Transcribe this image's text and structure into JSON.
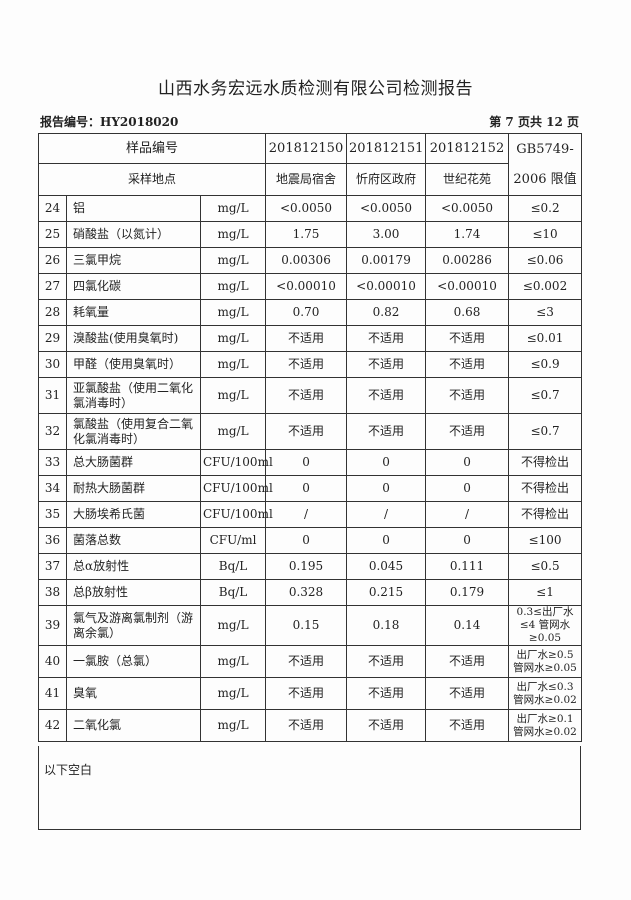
{
  "title": "山西水务宏远水质检测有限公司检测报告",
  "report_no": "报告编号：HY2018020",
  "page_info": "第 7 页共 12 页",
  "header": {
    "sample_no_label": "样品编号",
    "location_label": "采样地点",
    "standard": "GB5749-2006 限值",
    "samples": [
      {
        "no": "201812150",
        "loc": "地震局宿舍"
      },
      {
        "no": "201812151",
        "loc": "忻府区政府"
      },
      {
        "no": "201812152",
        "loc": "世纪花苑"
      }
    ]
  },
  "rows": [
    {
      "n": "24",
      "item": "铝",
      "unit": "mg/L",
      "v": [
        "<0.0050",
        "<0.0050",
        "<0.0050"
      ],
      "limit": "≤0.2"
    },
    {
      "n": "25",
      "item": "硝酸盐（以氮计）",
      "unit": "mg/L",
      "v": [
        "1.75",
        "3.00",
        "1.74"
      ],
      "limit": "≤10"
    },
    {
      "n": "26",
      "item": "三氯甲烷",
      "unit": "mg/L",
      "v": [
        "0.00306",
        "0.00179",
        "0.00286"
      ],
      "limit": "≤0.06"
    },
    {
      "n": "27",
      "item": "四氯化碳",
      "unit": "mg/L",
      "v": [
        "<0.00010",
        "<0.00010",
        "<0.00010"
      ],
      "limit": "≤0.002"
    },
    {
      "n": "28",
      "item": "耗氧量",
      "unit": "mg/L",
      "v": [
        "0.70",
        "0.82",
        "0.68"
      ],
      "limit": "≤3"
    },
    {
      "n": "29",
      "item": "溴酸盐(使用臭氧时)",
      "unit": "mg/L",
      "v": [
        "不适用",
        "不适用",
        "不适用"
      ],
      "limit": "≤0.01"
    },
    {
      "n": "30",
      "item": "甲醛（使用臭氧时）",
      "unit": "mg/L",
      "v": [
        "不适用",
        "不适用",
        "不适用"
      ],
      "limit": "≤0.9"
    },
    {
      "n": "31",
      "item": "亚氯酸盐（使用二氧化氯消毒时）",
      "unit": "mg/L",
      "v": [
        "不适用",
        "不适用",
        "不适用"
      ],
      "limit": "≤0.7"
    },
    {
      "n": "32",
      "item": "氯酸盐（使用复合二氧化氯消毒时）",
      "unit": "mg/L",
      "v": [
        "不适用",
        "不适用",
        "不适用"
      ],
      "limit": "≤0.7"
    },
    {
      "n": "33",
      "item": "总大肠菌群",
      "unit": "CFU/100ml",
      "v": [
        "0",
        "0",
        "0"
      ],
      "limit": "不得检出"
    },
    {
      "n": "34",
      "item": "耐热大肠菌群",
      "unit": "CFU/100ml",
      "v": [
        "0",
        "0",
        "0"
      ],
      "limit": "不得检出"
    },
    {
      "n": "35",
      "item": "大肠埃希氏菌",
      "unit": "CFU/100ml",
      "v": [
        "/",
        "/",
        "/"
      ],
      "limit": "不得检出"
    },
    {
      "n": "36",
      "item": "菌落总数",
      "unit": "CFU/ml",
      "v": [
        "0",
        "0",
        "0"
      ],
      "limit": "≤100"
    },
    {
      "n": "37",
      "item": "总α放射性",
      "unit": "Bq/L",
      "v": [
        "0.195",
        "0.045",
        "0.111"
      ],
      "limit": "≤0.5"
    },
    {
      "n": "38",
      "item": "总β放射性",
      "unit": "Bq/L",
      "v": [
        "0.328",
        "0.215",
        "0.179"
      ],
      "limit": "≤1"
    },
    {
      "n": "39",
      "item": "氯气及游离氯制剂（游离余氯）",
      "unit": "mg/L",
      "v": [
        "0.15",
        "0.18",
        "0.14"
      ],
      "limit": "0.3≤出厂水≤4 管网水≥0.05"
    },
    {
      "n": "40",
      "item": "一氯胺（总氯）",
      "unit": "mg/L",
      "v": [
        "不适用",
        "不适用",
        "不适用"
      ],
      "limit": "出厂水≥0.5 管网水≥0.05"
    },
    {
      "n": "41",
      "item": "臭氧",
      "unit": "mg/L",
      "v": [
        "不适用",
        "不适用",
        "不适用"
      ],
      "limit": "出厂水≤0.3 管网水≥0.02"
    },
    {
      "n": "42",
      "item": "二氧化氯",
      "unit": "mg/L",
      "v": [
        "不适用",
        "不适用",
        "不适用"
      ],
      "limit": "出厂水≥0.1 管网水≥0.02"
    }
  ],
  "footer": "以下空白"
}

-------

Exercise prompt —
Every record gets retyped exactly; no picture goes into the copy.

The solution —
Transcribe this image's text and structure into JSON.
{
  "title": "山西水务宏远水质检测有限公司检测报告",
  "report_no": "报告编号：HY2018020",
  "page_info": "第 7 页共 12 页",
  "header": {
    "sample_no_label": "样品编号",
    "location_label": "采样地点",
    "standard": "GB5749-2006 限值",
    "samples": [
      {
        "no": "201812150",
        "loc": "地震局宿舍"
      },
      {
        "no": "201812151",
        "loc": "忻府区政府"
      },
      {
        "no": "201812152",
        "loc": "世纪花苑"
      }
    ]
  },
  "rows": [
    {
      "n": "24",
      "item": "铝",
      "unit": "mg/L",
      "v": [
        "<0.0050",
        "<0.0050",
        "<0.0050"
      ],
      "limit": "≤0.2"
    },
    {
      "n": "25",
      "item": "硝酸盐（以氮计）",
      "unit": "mg/L",
      "v": [
        "1.75",
        "3.00",
        "1.74"
      ],
      "limit": "≤10"
    },
    {
      "n": "26",
      "item": "三氯甲烷",
      "unit": "mg/L",
      "v": [
        "0.00306",
        "0.00179",
        "0.00286"
      ],
      "limit": "≤0.06"
    },
    {
      "n": "27",
      "item": "四氯化碳",
      "unit": "mg/L",
      "v": [
        "<0.00010",
        "<0.00010",
        "<0.00010"
      ],
      "limit": "≤0.002"
    },
    {
      "n": "28",
      "item": "耗氧量",
      "unit": "mg/L",
      "v": [
        "0.70",
        "0.82",
        "0.68"
      ],
      "limit": "≤3"
    },
    {
      "n": "29",
      "item": "溴酸盐(使用臭氧时)",
      "unit": "mg/L",
      "v": [
        "不适用",
        "不适用",
        "不适用"
      ],
      "limit": "≤0.01"
    },
    {
      "n": "30",
      "item": "甲醛（使用臭氧时）",
      "unit": "mg/L",
      "v": [
        "不适用",
        "不适用",
        "不适用"
      ],
      "limit": "≤0.9"
    },
    {
      "n": "31",
      "item": "亚氯酸盐（使用二氧化氯消毒时）",
      "unit": "mg/L",
      "v": [
        "不适用",
        "不适用",
        "不适用"
      ],
      "limit": "≤0.7"
    },
    {
      "n": "32",
      "item": "氯酸盐（使用复合二氧化氯消毒时）",
      "unit": "mg/L",
      "v": [
        "不适用",
        "不适用",
        "不适用"
      ],
      "limit": "≤0.7"
    },
    {
      "n": "33",
      "item": "总大肠菌群",
      "unit": "CFU/100ml",
      "v": [
        "0",
        "0",
        "0"
      ],
      "limit": "不得检出"
    },
    {
      "n": "34",
      "item": "耐热大肠菌群",
      "unit": "CFU/100ml",
      "v": [
        "0",
        "0",
        "0"
      ],
      "limit": "不得检出"
    },
    {
      "n": "35",
      "item": "大肠埃希氏菌",
      "unit": "CFU/100ml",
      "v": [
        "/",
        "/",
        "/"
      ],
      "limit": "不得检出"
    },
    {
      "n": "36",
      "item": "菌落总数",
      "unit": "CFU/ml",
      "v": [
        "0",
        "0",
        "0"
      ],
      "limit": "≤100"
    },
    {
      "n": "37",
      "item": "总α放射性",
      "unit": "Bq/L",
      "v": [
        "0.195",
        "0.045",
        "0.111"
      ],
      "limit": "≤0.5"
    },
    {
      "n": "38",
      "item": "总β放射性",
      "unit": "Bq/L",
      "v": [
        "0.328",
        "0.215",
        "0.179"
      ],
      "limit": "≤1"
    },
    {
      "n": "39",
      "item": "氯气及游离氯制剂（游离余氯）",
      "unit": "mg/L",
      "v": [
        "0.15",
        "0.18",
        "0.14"
      ],
      "limit": "0.3≤出厂水≤4 管网水≥0.05"
    },
    {
      "n": "40",
      "item": "一氯胺（总氯）",
      "unit": "mg/L",
      "v": [
        "不适用",
        "不适用",
        "不适用"
      ],
      "limit": "出厂水≥0.5 管网水≥0.05"
    },
    {
      "n": "41",
      "item": "臭氧",
      "unit": "mg/L",
      "v": [
        "不适用",
        "不适用",
        "不适用"
      ],
      "limit": "出厂水≤0.3 管网水≥0.02"
    },
    {
      "n": "42",
      "item": "二氧化氯",
      "unit": "mg/L",
      "v": [
        "不适用",
        "不适用",
        "不适用"
      ],
      "limit": "出厂水≥0.1 管网水≥0.02"
    }
  ],
  "footer": "以下空白"
}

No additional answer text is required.